**Short task:** Copy whichever lines contain the string "content".

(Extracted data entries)
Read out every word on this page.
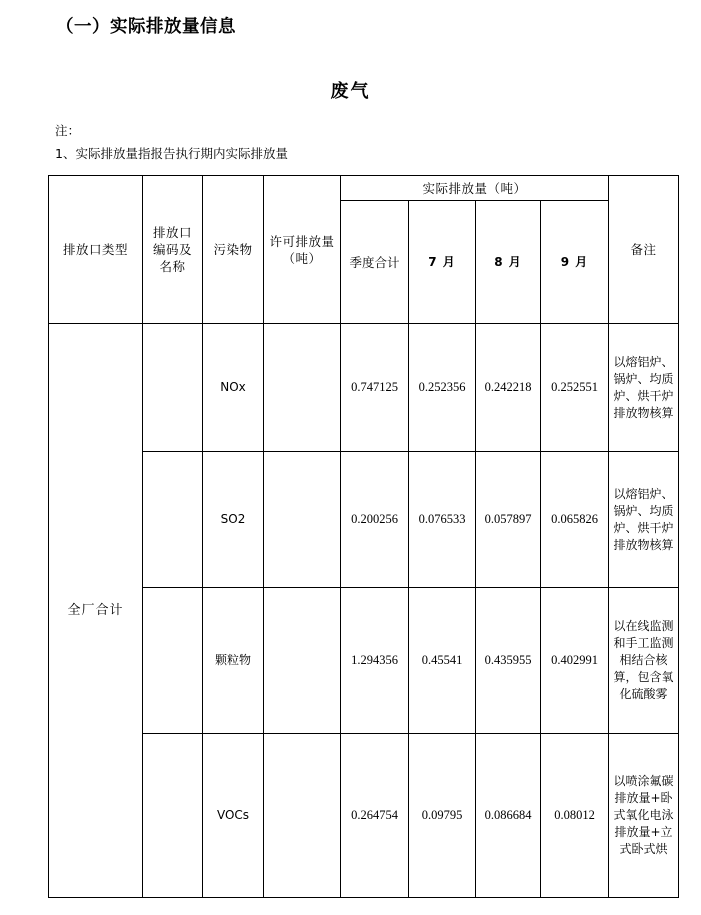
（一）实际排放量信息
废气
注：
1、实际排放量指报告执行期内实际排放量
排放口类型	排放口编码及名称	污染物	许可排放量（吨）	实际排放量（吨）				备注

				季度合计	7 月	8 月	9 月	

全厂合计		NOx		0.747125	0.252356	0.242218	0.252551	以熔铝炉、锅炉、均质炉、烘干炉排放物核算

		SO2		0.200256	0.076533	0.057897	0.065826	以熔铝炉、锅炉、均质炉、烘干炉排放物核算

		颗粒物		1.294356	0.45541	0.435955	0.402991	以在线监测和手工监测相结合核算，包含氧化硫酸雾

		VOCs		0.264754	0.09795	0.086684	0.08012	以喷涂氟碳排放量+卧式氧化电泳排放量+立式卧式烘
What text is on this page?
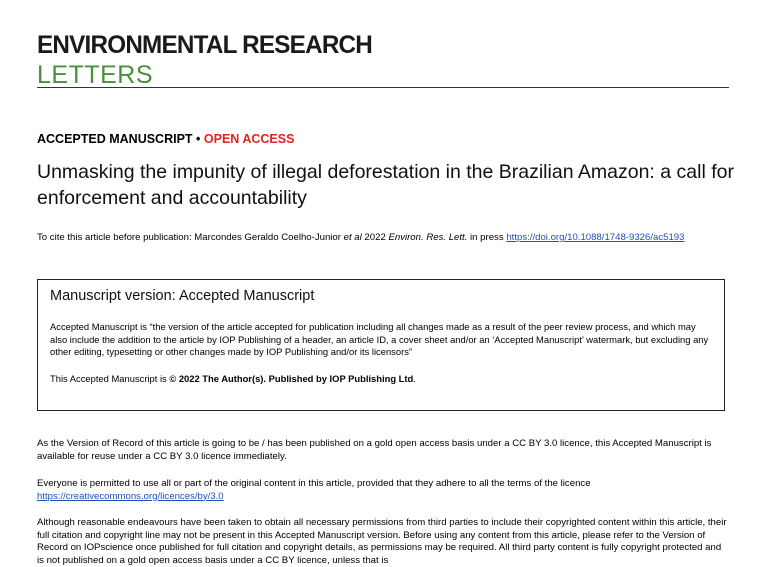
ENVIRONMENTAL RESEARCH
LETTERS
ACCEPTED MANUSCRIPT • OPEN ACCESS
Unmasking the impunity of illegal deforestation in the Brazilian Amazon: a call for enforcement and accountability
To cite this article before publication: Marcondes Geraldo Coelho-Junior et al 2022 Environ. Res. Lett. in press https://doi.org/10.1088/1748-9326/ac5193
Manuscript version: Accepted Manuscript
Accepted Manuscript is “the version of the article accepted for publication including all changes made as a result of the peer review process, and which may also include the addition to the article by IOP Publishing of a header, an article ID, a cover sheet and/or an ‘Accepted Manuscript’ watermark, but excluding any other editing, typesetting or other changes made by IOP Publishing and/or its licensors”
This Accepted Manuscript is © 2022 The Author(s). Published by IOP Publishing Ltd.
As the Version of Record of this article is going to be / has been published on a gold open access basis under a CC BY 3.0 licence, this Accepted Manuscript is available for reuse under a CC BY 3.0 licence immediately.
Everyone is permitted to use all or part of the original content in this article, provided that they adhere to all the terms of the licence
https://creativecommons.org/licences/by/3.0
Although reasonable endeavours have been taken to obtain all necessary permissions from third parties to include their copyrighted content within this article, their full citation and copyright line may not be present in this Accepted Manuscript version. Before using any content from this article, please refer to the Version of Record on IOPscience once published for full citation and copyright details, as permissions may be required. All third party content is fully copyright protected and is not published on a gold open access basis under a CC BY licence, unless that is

**Response below:**
Everyone is permitted to use all or part of the original content in this article, provided that they adhere to all the terms of the licence
Although reasonable endeavours have been taken to obtain all necessary permissions from third parties to include their copyrighted content within this article, their full citation and copyright line may not be present in this Accepted Manuscript version. Before using any content from this article, please refer to the Version of Record on IOPscience once published for full citation and copyright details, as permissions may be required. All third party content is fully copyright protected and is not published on a gold open access basis under a CC BY licence, unless that is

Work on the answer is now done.